(Directive) Pictures don't belong in the copy; print all the records exactly.

(Exercise data)
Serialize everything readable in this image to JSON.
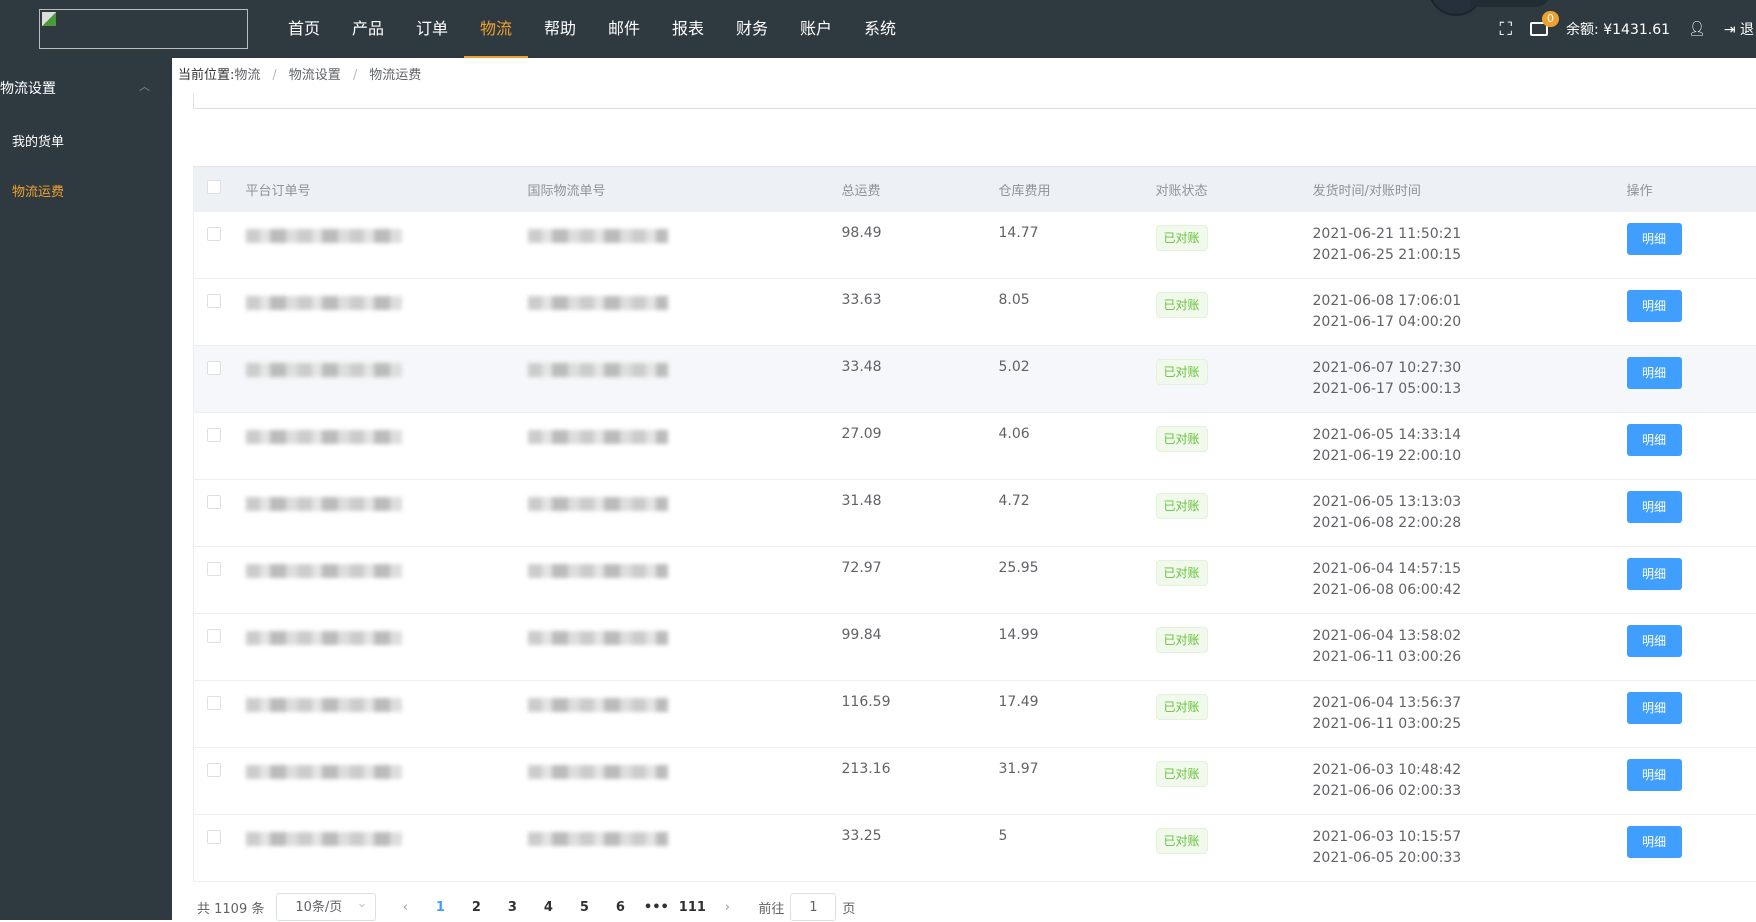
{
  "header": {
    "nav": [
      "首页",
      "产品",
      "订单",
      "物流",
      "帮助",
      "邮件",
      "报表",
      "财务",
      "账户",
      "系统"
    ],
    "active_nav": "物流",
    "mail_count": "0",
    "balance_label": "余额:",
    "balance": "¥1431.61",
    "logout": "退"
  },
  "sidebar": {
    "group": "物流设置",
    "items": [
      {
        "label": "我的货单"
      },
      {
        "label": "物流运费",
        "active": true
      }
    ]
  },
  "breadcrumb": {
    "prefix": "当前位置:",
    "items": [
      "物流",
      "物流设置",
      "物流运费"
    ]
  },
  "table": {
    "columns": [
      "平台订单号",
      "国际物流单号",
      "总运费",
      "仓库费用",
      "对账状态",
      "发货时间/对账时间",
      "操作"
    ],
    "rows": [
      {
        "total": "98.49",
        "warehouse": "14.77",
        "status": "已对账",
        "ship": "2021-06-21 11:50:21",
        "recon": "2021-06-25 21:00:15",
        "action": "明细"
      },
      {
        "total": "33.63",
        "warehouse": "8.05",
        "status": "已对账",
        "ship": "2021-06-08 17:06:01",
        "recon": "2021-06-17 04:00:20",
        "action": "明细"
      },
      {
        "total": "33.48",
        "warehouse": "5.02",
        "status": "已对账",
        "ship": "2021-06-07 10:27:30",
        "recon": "2021-06-17 05:00:13",
        "action": "明细"
      },
      {
        "total": "27.09",
        "warehouse": "4.06",
        "status": "已对账",
        "ship": "2021-06-05 14:33:14",
        "recon": "2021-06-19 22:00:10",
        "action": "明细"
      },
      {
        "total": "31.48",
        "warehouse": "4.72",
        "status": "已对账",
        "ship": "2021-06-05 13:13:03",
        "recon": "2021-06-08 22:00:28",
        "action": "明细"
      },
      {
        "total": "72.97",
        "warehouse": "25.95",
        "status": "已对账",
        "ship": "2021-06-04 14:57:15",
        "recon": "2021-06-08 06:00:42",
        "action": "明细"
      },
      {
        "total": "99.84",
        "warehouse": "14.99",
        "status": "已对账",
        "ship": "2021-06-04 13:58:02",
        "recon": "2021-06-11 03:00:26",
        "action": "明细"
      },
      {
        "total": "116.59",
        "warehouse": "17.49",
        "status": "已对账",
        "ship": "2021-06-04 13:56:37",
        "recon": "2021-06-11 03:00:25",
        "action": "明细"
      },
      {
        "total": "213.16",
        "warehouse": "31.97",
        "status": "已对账",
        "ship": "2021-06-03 10:48:42",
        "recon": "2021-06-06 02:00:33",
        "action": "明细"
      },
      {
        "total": "33.25",
        "warehouse": "5",
        "status": "已对账",
        "ship": "2021-06-03 10:15:57",
        "recon": "2021-06-05 20:00:33",
        "action": "明细"
      }
    ]
  },
  "pagination": {
    "total": "共 1109 条",
    "page_size": "10条/页",
    "pages": [
      "1",
      "2",
      "3",
      "4",
      "5",
      "6",
      "•••",
      "111"
    ],
    "current": "1",
    "goto_label": "前往",
    "goto_value": "1",
    "page_suffix": "页"
  },
  "colors": {
    "header_bg": "#2f3a40",
    "accent": "#f0a030",
    "primary": "#409eff",
    "success": "#67c23a"
  }
}
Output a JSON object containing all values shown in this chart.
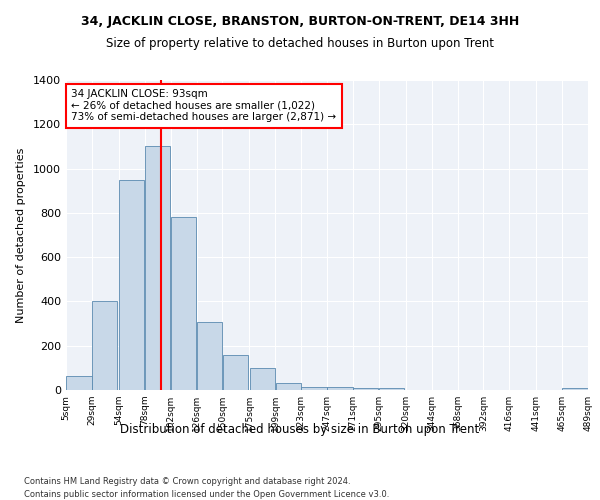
{
  "title1": "34, JACKLIN CLOSE, BRANSTON, BURTON-ON-TRENT, DE14 3HH",
  "title2": "Size of property relative to detached houses in Burton upon Trent",
  "xlabel": "Distribution of detached houses by size in Burton upon Trent",
  "ylabel": "Number of detached properties",
  "footer1": "Contains HM Land Registry data © Crown copyright and database right 2024.",
  "footer2": "Contains public sector information licensed under the Open Government Licence v3.0.",
  "annotation_line1": "34 JACKLIN CLOSE: 93sqm",
  "annotation_line2": "← 26% of detached houses are smaller (1,022)",
  "annotation_line3": "73% of semi-detached houses are larger (2,871) →",
  "property_size_sqm": 93,
  "bin_edges": [
    5,
    29,
    54,
    78,
    102,
    126,
    150,
    175,
    199,
    223,
    247,
    271,
    295,
    320,
    344,
    368,
    392,
    416,
    441,
    465,
    489
  ],
  "bar_heights": [
    65,
    400,
    950,
    1100,
    780,
    305,
    160,
    100,
    30,
    15,
    12,
    10,
    8,
    0,
    0,
    0,
    0,
    0,
    0,
    10
  ],
  "bar_color": "#c8d8e8",
  "bar_edge_color": "#5a8ab0",
  "red_line_x": 93,
  "ylim": [
    0,
    1400
  ],
  "yticks": [
    0,
    200,
    400,
    600,
    800,
    1000,
    1200,
    1400
  ],
  "bg_color": "#eef2f8",
  "plot_bg_color": "#eef2f8",
  "annotation_box_color": "white",
  "annotation_box_edge": "red",
  "tick_labels": [
    "5sqm",
    "29sqm",
    "54sqm",
    "78sqm",
    "102sqm",
    "126sqm",
    "150sqm",
    "175sqm",
    "199sqm",
    "223sqm",
    "247sqm",
    "271sqm",
    "295sqm",
    "320sqm",
    "344sqm",
    "368sqm",
    "392sqm",
    "416sqm",
    "441sqm",
    "465sqm",
    "489sqm"
  ]
}
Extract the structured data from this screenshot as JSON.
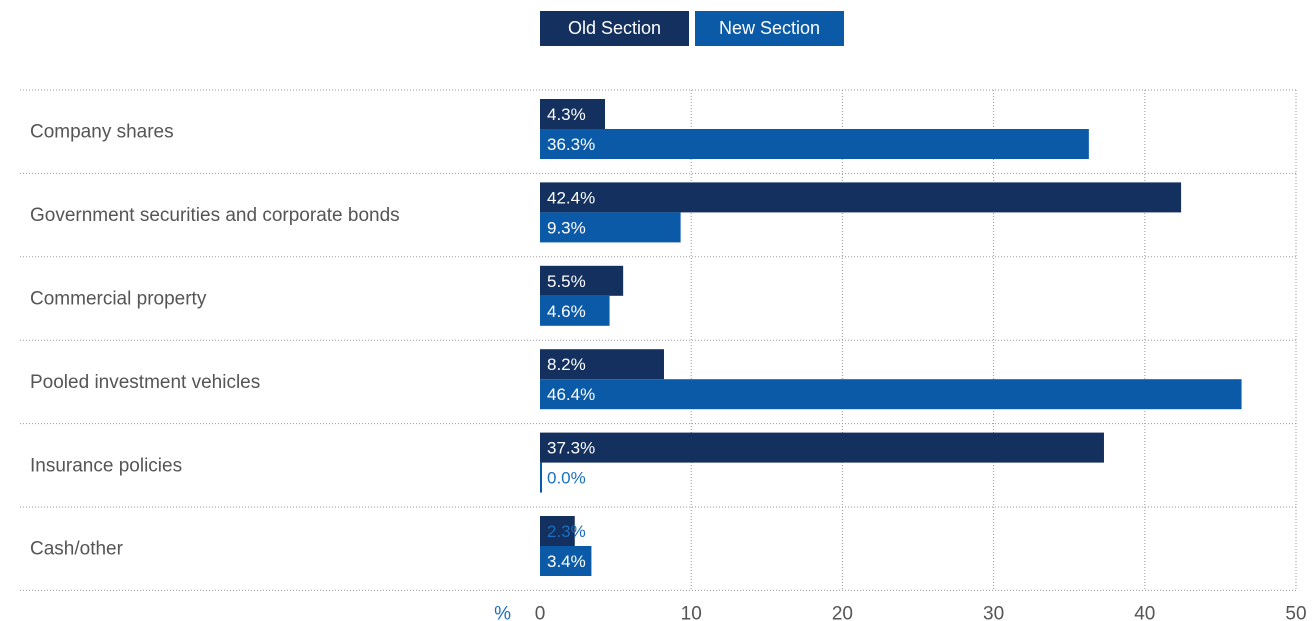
{
  "colors": {
    "old": "#13305f",
    "new": "#0b5aa8",
    "grid": "#9a9a9a",
    "text": "#555555",
    "unit": "#1a6fc0",
    "bar_label": "#ffffff"
  },
  "legend": [
    {
      "label": "Old Section",
      "color": "#13305f"
    },
    {
      "label": "New Section",
      "color": "#0b5aa8"
    }
  ],
  "chart_data": {
    "type": "bar",
    "orientation": "horizontal",
    "categories": [
      "Company shares",
      "Government securities and corporate bonds",
      "Commercial property",
      "Pooled investment vehicles",
      "Insurance policies",
      "Cash/other"
    ],
    "series": [
      {
        "name": "Old Section",
        "values": [
          4.3,
          42.4,
          5.5,
          8.2,
          37.3,
          2.3
        ]
      },
      {
        "name": "New Section",
        "values": [
          36.3,
          9.3,
          4.6,
          46.4,
          0.0,
          3.4
        ]
      }
    ],
    "value_labels": [
      [
        "4.3%",
        "42.4%",
        "5.5%",
        "8.2%",
        "37.3%",
        "2.3%"
      ],
      [
        "36.3%",
        "9.3%",
        "4.6%",
        "46.4%",
        "0.0%",
        "3.4%"
      ]
    ],
    "xlabel": "%",
    "xlim": [
      0,
      50
    ],
    "xticks": [
      0,
      10,
      20,
      30,
      40,
      50
    ],
    "grid": true,
    "legend_position": "top-center"
  }
}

(Solution for this exercise)
Serialize everything readable in this image to JSON.
{
  "header": {
    "nav": [
      "首页",
      "产品",
      "订单",
      "物流",
      "帮助",
      "邮件",
      "报表",
      "财务",
      "账户",
      "系统"
    ],
    "active_nav": "物流",
    "mail_count": "0",
    "balance_label": "余额:",
    "balance": "¥1431.61",
    "logout": "退"
  },
  "sidebar": {
    "group": "物流设置",
    "items": [
      {
        "label": "我的货单"
      },
      {
        "label": "物流运费",
        "active": true
      }
    ]
  },
  "breadcrumb": {
    "prefix": "当前位置:",
    "items": [
      "物流",
      "物流设置",
      "物流运费"
    ]
  },
  "table": {
    "columns": [
      "平台订单号",
      "国际物流单号",
      "总运费",
      "仓库费用",
      "对账状态",
      "发货时间/对账时间",
      "操作"
    ],
    "rows": [
      {
        "total": "98.49",
        "warehouse": "14.77",
        "status": "已对账",
        "ship": "2021-06-21 11:50:21",
        "recon": "2021-06-25 21:00:15",
        "action": "明细"
      },
      {
        "total": "33.63",
        "warehouse": "8.05",
        "status": "已对账",
        "ship": "2021-06-08 17:06:01",
        "recon": "2021-06-17 04:00:20",
        "action": "明细"
      },
      {
        "total": "33.48",
        "warehouse": "5.02",
        "status": "已对账",
        "ship": "2021-06-07 10:27:30",
        "recon": "2021-06-17 05:00:13",
        "action": "明细"
      },
      {
        "total": "27.09",
        "warehouse": "4.06",
        "status": "已对账",
        "ship": "2021-06-05 14:33:14",
        "recon": "2021-06-19 22:00:10",
        "action": "明细"
      },
      {
        "total": "31.48",
        "warehouse": "4.72",
        "status": "已对账",
        "ship": "2021-06-05 13:13:03",
        "recon": "2021-06-08 22:00:28",
        "action": "明细"
      },
      {
        "total": "72.97",
        "warehouse": "25.95",
        "status": "已对账",
        "ship": "2021-06-04 14:57:15",
        "recon": "2021-06-08 06:00:42",
        "action": "明细"
      },
      {
        "total": "99.84",
        "warehouse": "14.99",
        "status": "已对账",
        "ship": "2021-06-04 13:58:02",
        "recon": "2021-06-11 03:00:26",
        "action": "明细"
      },
      {
        "total": "116.59",
        "warehouse": "17.49",
        "status": "已对账",
        "ship": "2021-06-04 13:56:37",
        "recon": "2021-06-11 03:00:25",
        "action": "明细"
      },
      {
        "total": "213.16",
        "warehouse": "31.97",
        "status": "已对账",
        "ship": "2021-06-03 10:48:42",
        "recon": "2021-06-06 02:00:33",
        "action": "明细"
      },
      {
        "total": "33.25",
        "warehouse": "5",
        "status": "已对账",
        "ship": "2021-06-03 10:15:57",
        "recon": "2021-06-05 20:00:33",
        "action": "明细"
      }
    ]
  },
  "pagination": {
    "total": "共 1109 条",
    "page_size": "10条/页",
    "pages": [
      "1",
      "2",
      "3",
      "4",
      "5",
      "6",
      "•••",
      "111"
    ],
    "current": "1",
    "goto_label": "前往",
    "goto_value": "1",
    "page_suffix": "页"
  },
  "colors": {
    "header_bg": "#2f3a40",
    "accent": "#f0a030",
    "primary": "#409eff",
    "success": "#67c23a"
  }
}
Output a JSON object containing all values shown in this chart.
{
  "title1": "34, JACKLIN CLOSE, BRANSTON, BURTON-ON-TRENT, DE14 3HH",
  "title2": "Size of property relative to detached houses in Burton upon Trent",
  "xlabel": "Distribution of detached houses by size in Burton upon Trent",
  "ylabel": "Number of detached properties",
  "footer1": "Contains HM Land Registry data © Crown copyright and database right 2024.",
  "footer2": "Contains public sector information licensed under the Open Government Licence v3.0.",
  "annotation_line1": "34 JACKLIN CLOSE: 93sqm",
  "annotation_line2": "← 26% of detached houses are smaller (1,022)",
  "annotation_line3": "73% of semi-detached houses are larger (2,871) →",
  "property_size_sqm": 93,
  "bin_edges": [
    5,
    29,
    54,
    78,
    102,
    126,
    150,
    175,
    199,
    223,
    247,
    271,
    295,
    320,
    344,
    368,
    392,
    416,
    441,
    465,
    489
  ],
  "bar_heights": [
    65,
    400,
    950,
    1100,
    780,
    305,
    160,
    100,
    30,
    15,
    12,
    10,
    8,
    0,
    0,
    0,
    0,
    0,
    0,
    10
  ],
  "bar_color": "#c8d8e8",
  "bar_edge_color": "#5a8ab0",
  "red_line_x": 93,
  "ylim": [
    0,
    1400
  ],
  "yticks": [
    0,
    200,
    400,
    600,
    800,
    1000,
    1200,
    1400
  ],
  "bg_color": "#eef2f8",
  "plot_bg_color": "#eef2f8",
  "annotation_box_color": "white",
  "annotation_box_edge": "red",
  "tick_labels": [
    "5sqm",
    "29sqm",
    "54sqm",
    "78sqm",
    "102sqm",
    "126sqm",
    "150sqm",
    "175sqm",
    "199sqm",
    "223sqm",
    "247sqm",
    "271sqm",
    "295sqm",
    "320sqm",
    "344sqm",
    "368sqm",
    "392sqm",
    "416sqm",
    "441sqm",
    "465sqm",
    "489sqm"
  ]
}
Extract the structured data from this screenshot as JSON.
{
  "colors": {
    "old": "#13305f",
    "new": "#0b5aa8",
    "grid": "#9a9a9a",
    "text": "#555555",
    "unit": "#1a6fc0",
    "bar_label": "#ffffff"
  },
  "legend": [
    {
      "label": "Old Section",
      "color": "#13305f"
    },
    {
      "label": "New Section",
      "color": "#0b5aa8"
    }
  ],
  "chart_data": {
    "type": "bar",
    "orientation": "horizontal",
    "categories": [
      "Company shares",
      "Government securities and corporate bonds",
      "Commercial property",
      "Pooled investment vehicles",
      "Insurance policies",
      "Cash/other"
    ],
    "series": [
      {
        "name": "Old Section",
        "values": [
          4.3,
          42.4,
          5.5,
          8.2,
          37.3,
          2.3
        ]
      },
      {
        "name": "New Section",
        "values": [
          36.3,
          9.3,
          4.6,
          46.4,
          0.0,
          3.4
        ]
      }
    ],
    "value_labels": [
      [
        "4.3%",
        "42.4%",
        "5.5%",
        "8.2%",
        "37.3%",
        "2.3%"
      ],
      [
        "36.3%",
        "9.3%",
        "4.6%",
        "46.4%",
        "0.0%",
        "3.4%"
      ]
    ],
    "xlabel": "%",
    "xlim": [
      0,
      50
    ],
    "xticks": [
      0,
      10,
      20,
      30,
      40,
      50
    ],
    "grid": true,
    "legend_position": "top-center"
  }
}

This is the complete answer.